_Required task_.
Find every line below that contains the word "العربية" and copy it out.

_Stored data entries_.
-- START --

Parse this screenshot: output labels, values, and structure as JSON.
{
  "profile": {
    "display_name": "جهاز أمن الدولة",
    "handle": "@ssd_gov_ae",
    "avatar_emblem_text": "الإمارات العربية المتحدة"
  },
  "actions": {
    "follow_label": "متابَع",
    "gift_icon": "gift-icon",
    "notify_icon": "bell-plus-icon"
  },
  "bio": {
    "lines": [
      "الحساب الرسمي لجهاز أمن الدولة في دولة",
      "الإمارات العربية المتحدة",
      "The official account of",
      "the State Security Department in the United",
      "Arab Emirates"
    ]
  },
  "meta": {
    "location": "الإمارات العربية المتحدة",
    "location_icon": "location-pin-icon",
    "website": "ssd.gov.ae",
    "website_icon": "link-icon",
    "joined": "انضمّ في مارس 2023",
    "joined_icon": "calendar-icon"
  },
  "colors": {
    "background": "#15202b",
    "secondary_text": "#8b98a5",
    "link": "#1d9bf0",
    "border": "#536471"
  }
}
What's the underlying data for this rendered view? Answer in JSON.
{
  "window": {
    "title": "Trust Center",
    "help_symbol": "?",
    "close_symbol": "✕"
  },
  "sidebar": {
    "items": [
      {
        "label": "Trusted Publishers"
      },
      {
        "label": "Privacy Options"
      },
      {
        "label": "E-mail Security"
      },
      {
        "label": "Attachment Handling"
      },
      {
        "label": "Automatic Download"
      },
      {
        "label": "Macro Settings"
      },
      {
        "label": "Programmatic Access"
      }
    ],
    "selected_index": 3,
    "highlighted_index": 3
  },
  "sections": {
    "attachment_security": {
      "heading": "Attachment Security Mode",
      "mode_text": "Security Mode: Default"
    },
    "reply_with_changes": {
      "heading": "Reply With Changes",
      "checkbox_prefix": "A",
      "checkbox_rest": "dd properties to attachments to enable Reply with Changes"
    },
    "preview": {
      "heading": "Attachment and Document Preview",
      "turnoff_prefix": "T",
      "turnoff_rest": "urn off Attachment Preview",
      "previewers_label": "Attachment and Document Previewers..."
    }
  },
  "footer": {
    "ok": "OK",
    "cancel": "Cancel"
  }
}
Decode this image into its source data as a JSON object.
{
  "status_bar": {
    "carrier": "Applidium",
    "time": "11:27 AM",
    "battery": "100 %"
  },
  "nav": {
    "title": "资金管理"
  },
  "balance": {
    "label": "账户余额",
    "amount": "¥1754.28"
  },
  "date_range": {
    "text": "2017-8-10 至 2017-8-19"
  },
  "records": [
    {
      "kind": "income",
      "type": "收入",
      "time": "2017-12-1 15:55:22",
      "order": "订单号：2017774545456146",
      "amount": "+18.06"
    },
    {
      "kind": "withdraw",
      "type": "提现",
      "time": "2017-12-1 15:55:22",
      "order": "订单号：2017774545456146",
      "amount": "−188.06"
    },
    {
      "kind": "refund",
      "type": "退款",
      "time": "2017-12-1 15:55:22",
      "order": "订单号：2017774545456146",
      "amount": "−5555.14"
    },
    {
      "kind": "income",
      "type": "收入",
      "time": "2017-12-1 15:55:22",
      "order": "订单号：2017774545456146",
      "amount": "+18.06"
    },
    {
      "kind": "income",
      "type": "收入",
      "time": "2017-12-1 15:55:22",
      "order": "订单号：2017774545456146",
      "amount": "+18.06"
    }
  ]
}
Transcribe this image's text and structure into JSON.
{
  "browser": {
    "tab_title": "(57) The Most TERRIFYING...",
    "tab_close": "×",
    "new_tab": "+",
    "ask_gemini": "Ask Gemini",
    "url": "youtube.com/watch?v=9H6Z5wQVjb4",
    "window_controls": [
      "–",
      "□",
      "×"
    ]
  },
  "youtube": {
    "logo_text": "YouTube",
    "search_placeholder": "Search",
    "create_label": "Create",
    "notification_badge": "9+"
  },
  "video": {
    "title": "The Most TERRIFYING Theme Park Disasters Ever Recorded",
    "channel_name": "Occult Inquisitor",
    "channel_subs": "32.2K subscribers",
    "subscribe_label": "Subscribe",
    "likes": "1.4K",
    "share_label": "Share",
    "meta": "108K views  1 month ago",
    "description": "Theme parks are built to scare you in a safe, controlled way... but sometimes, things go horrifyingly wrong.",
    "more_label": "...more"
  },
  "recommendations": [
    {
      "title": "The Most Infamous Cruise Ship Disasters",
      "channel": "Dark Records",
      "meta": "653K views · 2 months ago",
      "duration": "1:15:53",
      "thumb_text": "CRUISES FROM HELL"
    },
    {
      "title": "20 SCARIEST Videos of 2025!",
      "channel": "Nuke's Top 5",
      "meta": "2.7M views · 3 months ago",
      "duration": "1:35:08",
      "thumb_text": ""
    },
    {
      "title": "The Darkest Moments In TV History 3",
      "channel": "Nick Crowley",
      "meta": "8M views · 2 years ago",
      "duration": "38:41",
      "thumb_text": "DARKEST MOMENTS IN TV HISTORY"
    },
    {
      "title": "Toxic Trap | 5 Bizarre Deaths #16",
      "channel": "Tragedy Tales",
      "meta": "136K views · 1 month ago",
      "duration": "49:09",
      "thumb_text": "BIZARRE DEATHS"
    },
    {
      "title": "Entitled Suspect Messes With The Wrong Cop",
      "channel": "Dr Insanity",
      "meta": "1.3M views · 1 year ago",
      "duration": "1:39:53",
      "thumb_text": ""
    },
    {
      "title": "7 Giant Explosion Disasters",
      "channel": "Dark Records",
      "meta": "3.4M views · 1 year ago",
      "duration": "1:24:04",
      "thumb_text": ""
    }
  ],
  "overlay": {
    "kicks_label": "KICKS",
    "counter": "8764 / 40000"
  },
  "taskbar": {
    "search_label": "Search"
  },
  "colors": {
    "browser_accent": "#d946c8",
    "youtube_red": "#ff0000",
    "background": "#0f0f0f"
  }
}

-- END --

_The completed task_.
    "avatar_emblem_text": "الإمارات العربية المتحدة"
      "الإمارات العربية المتحدة",
    "location": "الإمارات العربية المتحدة",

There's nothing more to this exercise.